Task instructions: Render every line of the records below as a Markdown table with two columns, Row and Line. Put the row number in Row and the full line in Line, and leave out blank lines.

------------------------------------------------------------------------

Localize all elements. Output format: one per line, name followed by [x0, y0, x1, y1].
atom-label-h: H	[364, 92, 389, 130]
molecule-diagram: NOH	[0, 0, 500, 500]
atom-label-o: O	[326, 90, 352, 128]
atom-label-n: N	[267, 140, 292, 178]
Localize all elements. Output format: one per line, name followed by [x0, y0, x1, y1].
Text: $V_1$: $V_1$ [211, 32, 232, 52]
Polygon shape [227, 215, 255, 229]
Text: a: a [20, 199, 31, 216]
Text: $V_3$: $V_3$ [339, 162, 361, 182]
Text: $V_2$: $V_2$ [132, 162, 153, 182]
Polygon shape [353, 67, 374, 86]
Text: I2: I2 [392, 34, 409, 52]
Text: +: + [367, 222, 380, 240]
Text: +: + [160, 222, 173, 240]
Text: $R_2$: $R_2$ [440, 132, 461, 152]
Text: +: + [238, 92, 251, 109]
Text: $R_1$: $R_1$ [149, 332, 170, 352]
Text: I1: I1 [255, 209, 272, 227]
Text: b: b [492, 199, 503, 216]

------------------------------------------------------------------------

Answer in full:
| Row | Line |
|---|---|
| 1 | Localize all elements. Output format: one per line, name followed by [x0, y0, x1, y1]. |
| 2 | atom-label-h: H	[364, 92, 389, 130] |
| 3 | molecule-diagram: NOH	[0, 0, 500, 500] |
| 4 | atom-label-o: O	[326, 90, 352, 128] |
| 5 | atom-label-n: N	[267, 140, 292, 178] |
| 6 | Localize all elements. Output format: one per line, name followed by [x0, y0, x1, y1]. |
| 7 | Text: $V_1$: $V_1$ [211, 32, 232, 52] |
| 8 | Polygon shape [227, 215, 255, 229] |
| 9 | Text: a: a [20, 199, 31, 216] |
| 10 | Text: $V_3$: $V_3$ [339, 162, 361, 182] |
| 11 | Text: $V_2$: $V_2$ [132, 162, 153, 182] |
| 12 | Polygon shape [353, 67, 374, 86] |
| 13 | Text: I2: I2 [392, 34, 409, 52] |
| 14 | Text: +: + [367, 222, 380, 240] |
| 15 | Text: +: + [160, 222, 173, 240] |
| 16 | Text: $R_2$: $R_2$ [440, 132, 461, 152] |
| 17 | Text: +: + [238, 92, 251, 109] |
| 18 | Text: $R_1$: $R_1$ [149, 332, 170, 352] |
| 19 | Text: I1: I1 [255, 209, 272, 227] |
| 20 | Text: b: b [492, 199, 503, 216] |